⟨
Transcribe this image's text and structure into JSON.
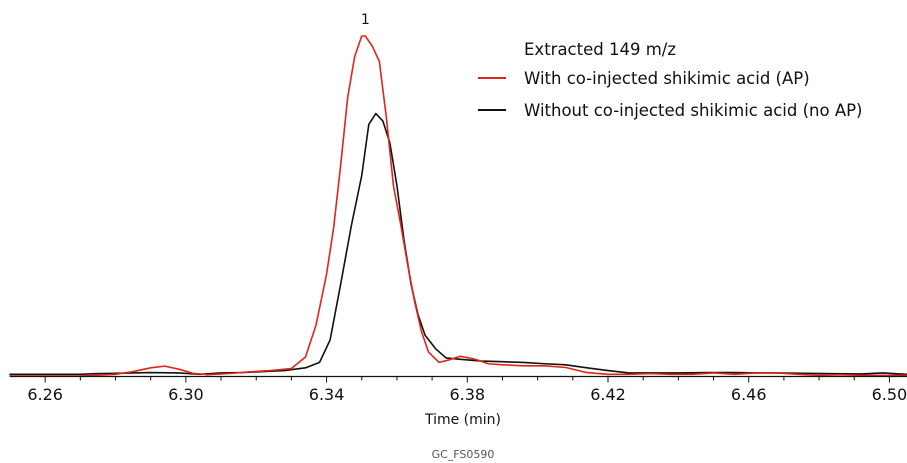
{
  "chart_data": {
    "type": "line",
    "xlabel": "Time (min)",
    "ylabel": "",
    "xlim": [
      6.25,
      6.505
    ],
    "ylim": [
      0,
      100
    ],
    "x_ticks": [
      6.26,
      6.3,
      6.34,
      6.38,
      6.42,
      6.46,
      6.5
    ],
    "x_tick_labels": [
      "6.26",
      "6.30",
      "6.34",
      "6.38",
      "6.42",
      "6.46",
      "6.50"
    ],
    "legend_title": "Extracted 149 m/z",
    "legend_position": "top-right",
    "grid": false,
    "annotations": [
      {
        "text": "1",
        "x": 6.351,
        "y": 100
      }
    ],
    "footer": "GC_FS0590",
    "series": [
      {
        "name": "With co-injected shikimic acid (AP)",
        "color": "#e2231a",
        "x": [
          6.25,
          6.26,
          6.27,
          6.28,
          6.285,
          6.29,
          6.294,
          6.298,
          6.302,
          6.306,
          6.312,
          6.318,
          6.324,
          6.33,
          6.334,
          6.337,
          6.34,
          6.342,
          6.344,
          6.346,
          6.348,
          6.35,
          6.351,
          6.353,
          6.355,
          6.357,
          6.359,
          6.361,
          6.363,
          6.365,
          6.367,
          6.369,
          6.372,
          6.375,
          6.378,
          6.382,
          6.386,
          6.39,
          6.396,
          6.402,
          6.408,
          6.414,
          6.42,
          6.426,
          6.432,
          6.438,
          6.444,
          6.45,
          6.456,
          6.462,
          6.468,
          6.474,
          6.48,
          6.486,
          6.492,
          6.498,
          6.505
        ],
        "values": [
          0,
          0,
          0,
          0.5,
          1.3,
          2.4,
          2.9,
          2.0,
          0.8,
          0.4,
          0.7,
          1.2,
          1.6,
          2.2,
          5.6,
          15.0,
          30.0,
          43.6,
          62.0,
          82.0,
          94.0,
          100.0,
          100.0,
          97.0,
          92.5,
          76.0,
          56.0,
          45.0,
          33.0,
          22.0,
          13.0,
          7.0,
          4.0,
          4.8,
          5.8,
          5.0,
          3.6,
          3.3,
          3.0,
          3.0,
          2.5,
          1.0,
          0.5,
          0.5,
          0.7,
          0.5,
          0.5,
          0.9,
          0.5,
          0.9,
          0.9,
          0.5,
          0.2,
          0.4,
          0.2,
          0.2,
          0.2
        ]
      },
      {
        "name": "Without co-injected shikimic acid (no AP)",
        "color": "#111111",
        "x": [
          6.25,
          6.26,
          6.27,
          6.274,
          6.28,
          6.29,
          6.298,
          6.304,
          6.31,
          6.316,
          6.322,
          6.328,
          6.334,
          6.338,
          6.341,
          6.344,
          6.347,
          6.35,
          6.352,
          6.354,
          6.356,
          6.358,
          6.36,
          6.362,
          6.364,
          6.366,
          6.368,
          6.371,
          6.374,
          6.378,
          6.384,
          6.39,
          6.396,
          6.402,
          6.408,
          6.414,
          6.42,
          6.426,
          6.432,
          6.44,
          6.448,
          6.456,
          6.462,
          6.468,
          6.476,
          6.484,
          6.492,
          6.498,
          6.505
        ],
        "values": [
          0.5,
          0.5,
          0.5,
          0.7,
          0.8,
          1.0,
          0.9,
          0.5,
          0.9,
          1.0,
          1.3,
          1.6,
          2.4,
          4.0,
          10.6,
          27.0,
          44.0,
          59.0,
          74.0,
          77.2,
          75.0,
          68.5,
          56.0,
          40.0,
          27.0,
          18.0,
          12.0,
          8.0,
          5.3,
          4.9,
          4.4,
          4.2,
          4.0,
          3.6,
          3.3,
          2.4,
          1.6,
          0.9,
          0.9,
          0.9,
          1.0,
          1.0,
          0.9,
          0.9,
          0.8,
          0.7,
          0.6,
          0.9,
          0.5
        ]
      }
    ]
  }
}
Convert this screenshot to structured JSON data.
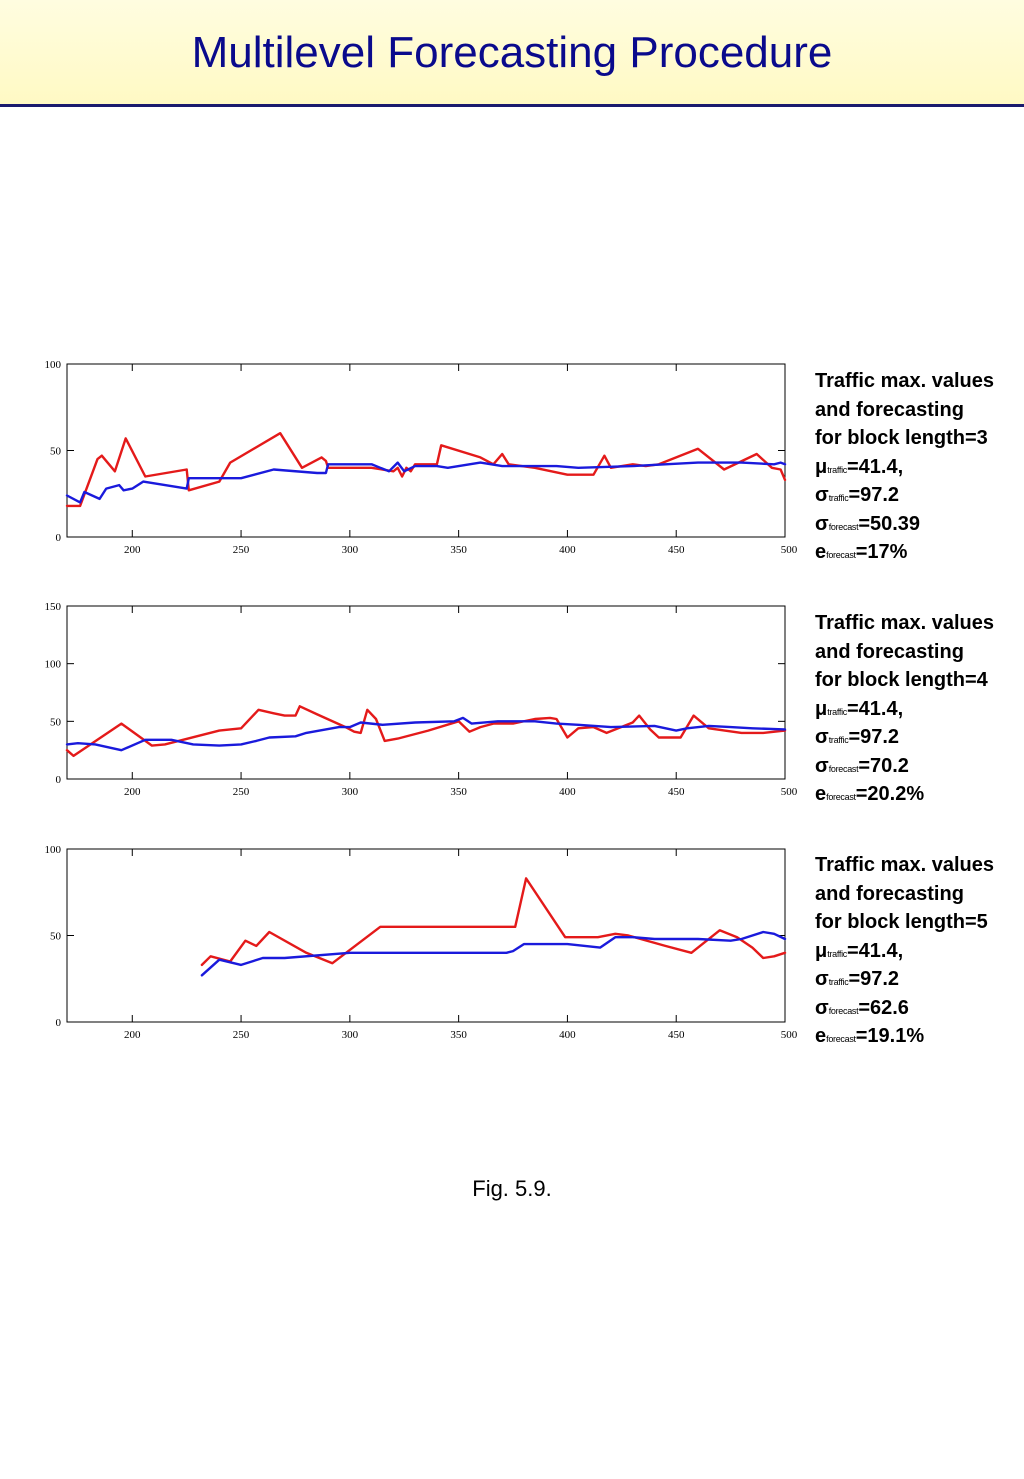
{
  "page": {
    "title": "Multilevel Forecasting Procedure",
    "caption": "Fig. 5.9."
  },
  "colors": {
    "traffic": "#e41a1a",
    "forecast": "#1a1adc",
    "title": "#0a0a8c"
  },
  "panels": [
    {
      "stats": {
        "heading_lines": [
          "Traffic max. values",
          "and forecasting",
          "for block length=3"
        ],
        "mu_symbol": "μ",
        "mu_sub": "traffic",
        "mu_value": "=41.4,",
        "sigma_t_symbol": "σ",
        "sigma_t_sub": "traffic",
        "sigma_t_value": "=97.2",
        "sigma_f_symbol": "σ",
        "sigma_f_sub": "forecast",
        "sigma_f_value": "=50.39",
        "e_symbol": "e",
        "e_sub": "forecast",
        "e_value": "=17%"
      }
    },
    {
      "stats": {
        "heading_lines": [
          "Traffic max. values",
          "and forecasting",
          "for block length=4"
        ],
        "mu_symbol": "μ",
        "mu_sub": "traffic",
        "mu_value": "=41.4,",
        "sigma_t_symbol": "σ",
        "sigma_t_sub": "traffic",
        "sigma_t_value": "=97.2",
        "sigma_f_symbol": "σ",
        "sigma_f_sub": "forecast",
        "sigma_f_value": "=70.2",
        "e_symbol": "e",
        "e_sub": "forecast",
        "e_value": "=20.2%"
      }
    },
    {
      "stats": {
        "heading_lines": [
          "Traffic max. values",
          "and forecasting",
          "for block length=5"
        ],
        "mu_symbol": "μ",
        "mu_sub": "traffic",
        "mu_value": "=41.4,",
        "sigma_t_symbol": "σ",
        "sigma_t_sub": "traffic",
        "sigma_t_value": "=97.2",
        "sigma_f_symbol": "σ",
        "sigma_f_sub": "forecast",
        "sigma_f_value": "=62.6",
        "e_symbol": "e",
        "e_sub": "forecast",
        "e_value": "=19.1%"
      }
    }
  ],
  "chart_data": [
    {
      "type": "line",
      "xlim": [
        170,
        500
      ],
      "ylim": [
        0,
        100
      ],
      "x_ticks": [
        200,
        250,
        300,
        350,
        400,
        450,
        500
      ],
      "y_ticks": [
        0,
        50,
        100
      ],
      "grid": false,
      "series": [
        {
          "color": "#e41a1a",
          "points": [
            [
              170,
              18
            ],
            [
              176,
              18
            ],
            [
              184,
              45
            ],
            [
              186,
              47
            ],
            [
              192,
              38
            ],
            [
              197,
              57
            ],
            [
              206,
              35
            ],
            [
              225,
              39
            ],
            [
              226,
              27
            ],
            [
              240,
              32
            ],
            [
              245,
              43
            ],
            [
              268,
              60
            ],
            [
              278,
              40
            ],
            [
              287,
              46
            ],
            [
              289,
              44
            ],
            [
              290,
              40
            ],
            [
              310,
              40
            ],
            [
              320,
              38
            ],
            [
              322,
              40
            ],
            [
              324,
              35
            ],
            [
              326,
              40
            ],
            [
              328,
              38
            ],
            [
              330,
              42
            ],
            [
              340,
              42
            ],
            [
              342,
              53
            ],
            [
              360,
              46
            ],
            [
              366,
              42
            ],
            [
              370,
              48
            ],
            [
              373,
              42
            ],
            [
              385,
              40
            ],
            [
              400,
              36
            ],
            [
              412,
              36
            ],
            [
              417,
              47
            ],
            [
              420,
              40
            ],
            [
              430,
              42
            ],
            [
              436,
              41
            ],
            [
              442,
              42
            ],
            [
              460,
              51
            ],
            [
              472,
              39
            ],
            [
              487,
              48
            ],
            [
              494,
              40
            ],
            [
              498,
              39
            ],
            [
              500,
              33
            ]
          ]
        },
        {
          "color": "#1a1adc",
          "points": [
            [
              170,
              24
            ],
            [
              176,
              20
            ],
            [
              178,
              26
            ],
            [
              185,
              22
            ],
            [
              188,
              28
            ],
            [
              194,
              30
            ],
            [
              196,
              27
            ],
            [
              200,
              28
            ],
            [
              205,
              32
            ],
            [
              225,
              28
            ],
            [
              226,
              34
            ],
            [
              250,
              34
            ],
            [
              265,
              39
            ],
            [
              285,
              37
            ],
            [
              289,
              37
            ],
            [
              290,
              42
            ],
            [
              310,
              42
            ],
            [
              318,
              38
            ],
            [
              322,
              43
            ],
            [
              325,
              38
            ],
            [
              330,
              41
            ],
            [
              340,
              41
            ],
            [
              345,
              40
            ],
            [
              360,
              43
            ],
            [
              370,
              41
            ],
            [
              385,
              41
            ],
            [
              395,
              41
            ],
            [
              405,
              40
            ],
            [
              430,
              41
            ],
            [
              445,
              42
            ],
            [
              460,
              43
            ],
            [
              480,
              43
            ],
            [
              495,
              42
            ],
            [
              498,
              43
            ],
            [
              500,
              42
            ]
          ]
        }
      ]
    },
    {
      "type": "line",
      "xlim": [
        170,
        500
      ],
      "ylim": [
        0,
        150
      ],
      "x_ticks": [
        200,
        250,
        300,
        350,
        400,
        450,
        500
      ],
      "y_ticks": [
        0,
        50,
        100,
        150
      ],
      "grid": false,
      "series": [
        {
          "color": "#e41a1a",
          "points": [
            [
              170,
              25
            ],
            [
              173,
              20
            ],
            [
              195,
              48
            ],
            [
              209,
              29
            ],
            [
              215,
              30
            ],
            [
              240,
              42
            ],
            [
              245,
              43
            ],
            [
              250,
              44
            ],
            [
              258,
              60
            ],
            [
              265,
              57
            ],
            [
              270,
              55
            ],
            [
              275,
              55
            ],
            [
              277,
              63
            ],
            [
              285,
              56
            ],
            [
              298,
              45
            ],
            [
              302,
              41
            ],
            [
              305,
              40
            ],
            [
              308,
              60
            ],
            [
              312,
              52
            ],
            [
              316,
              33
            ],
            [
              322,
              35
            ],
            [
              336,
              42
            ],
            [
              350,
              50
            ],
            [
              355,
              41
            ],
            [
              360,
              45
            ],
            [
              366,
              48
            ],
            [
              375,
              48
            ],
            [
              385,
              52
            ],
            [
              392,
              53
            ],
            [
              395,
              52
            ],
            [
              400,
              36
            ],
            [
              405,
              44
            ],
            [
              412,
              45
            ],
            [
              418,
              40
            ],
            [
              430,
              49
            ],
            [
              433,
              55
            ],
            [
              438,
              43
            ],
            [
              442,
              36
            ],
            [
              452,
              36
            ],
            [
              458,
              55
            ],
            [
              465,
              44
            ],
            [
              480,
              40
            ],
            [
              490,
              40
            ],
            [
              500,
              42
            ]
          ]
        },
        {
          "color": "#1a1adc",
          "points": [
            [
              170,
              30
            ],
            [
              175,
              31
            ],
            [
              183,
              30
            ],
            [
              195,
              25
            ],
            [
              206,
              34
            ],
            [
              218,
              34
            ],
            [
              228,
              30
            ],
            [
              240,
              29
            ],
            [
              250,
              30
            ],
            [
              257,
              33
            ],
            [
              263,
              36
            ],
            [
              275,
              37
            ],
            [
              280,
              40
            ],
            [
              295,
              45
            ],
            [
              300,
              45
            ],
            [
              305,
              49
            ],
            [
              315,
              47
            ],
            [
              330,
              49
            ],
            [
              348,
              50
            ],
            [
              352,
              53
            ],
            [
              356,
              48
            ],
            [
              368,
              50
            ],
            [
              376,
              50
            ],
            [
              385,
              50
            ],
            [
              395,
              48
            ],
            [
              405,
              47
            ],
            [
              420,
              45
            ],
            [
              440,
              46
            ],
            [
              450,
              42
            ],
            [
              455,
              44
            ],
            [
              465,
              46
            ],
            [
              475,
              45
            ],
            [
              485,
              44
            ],
            [
              500,
              43
            ]
          ]
        }
      ]
    },
    {
      "type": "line",
      "xlim": [
        170,
        500
      ],
      "ylim": [
        0,
        100
      ],
      "x_ticks": [
        200,
        250,
        300,
        350,
        400,
        450,
        500
      ],
      "y_ticks": [
        0,
        50,
        100
      ],
      "grid": false,
      "series": [
        {
          "color": "#e41a1a",
          "points": [
            [
              232,
              33
            ],
            [
              236,
              38
            ],
            [
              245,
              35
            ],
            [
              252,
              47
            ],
            [
              257,
              44
            ],
            [
              263,
              52
            ],
            [
              280,
              40
            ],
            [
              292,
              34
            ],
            [
              314,
              55
            ],
            [
              376,
              55
            ],
            [
              381,
              83
            ],
            [
              399,
              49
            ],
            [
              414,
              49
            ],
            [
              422,
              51
            ],
            [
              428,
              50
            ],
            [
              445,
              44
            ],
            [
              457,
              40
            ],
            [
              470,
              53
            ],
            [
              478,
              49
            ],
            [
              485,
              43
            ],
            [
              490,
              37
            ],
            [
              495,
              38
            ],
            [
              500,
              40
            ]
          ]
        },
        {
          "color": "#1a1adc",
          "points": [
            [
              232,
              27
            ],
            [
              240,
              36
            ],
            [
              250,
              33
            ],
            [
              260,
              37
            ],
            [
              270,
              37
            ],
            [
              300,
              40
            ],
            [
              330,
              40
            ],
            [
              372,
              40
            ],
            [
              375,
              41
            ],
            [
              380,
              45
            ],
            [
              400,
              45
            ],
            [
              415,
              43
            ],
            [
              422,
              49
            ],
            [
              430,
              49
            ],
            [
              440,
              48
            ],
            [
              460,
              48
            ],
            [
              475,
              47
            ],
            [
              480,
              48
            ],
            [
              490,
              52
            ],
            [
              495,
              51
            ],
            [
              500,
              48
            ]
          ]
        }
      ]
    }
  ]
}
⟩
### Short exercise
Provide the number of lines in the entries that include "name", and no other text.

### Completed exercise
2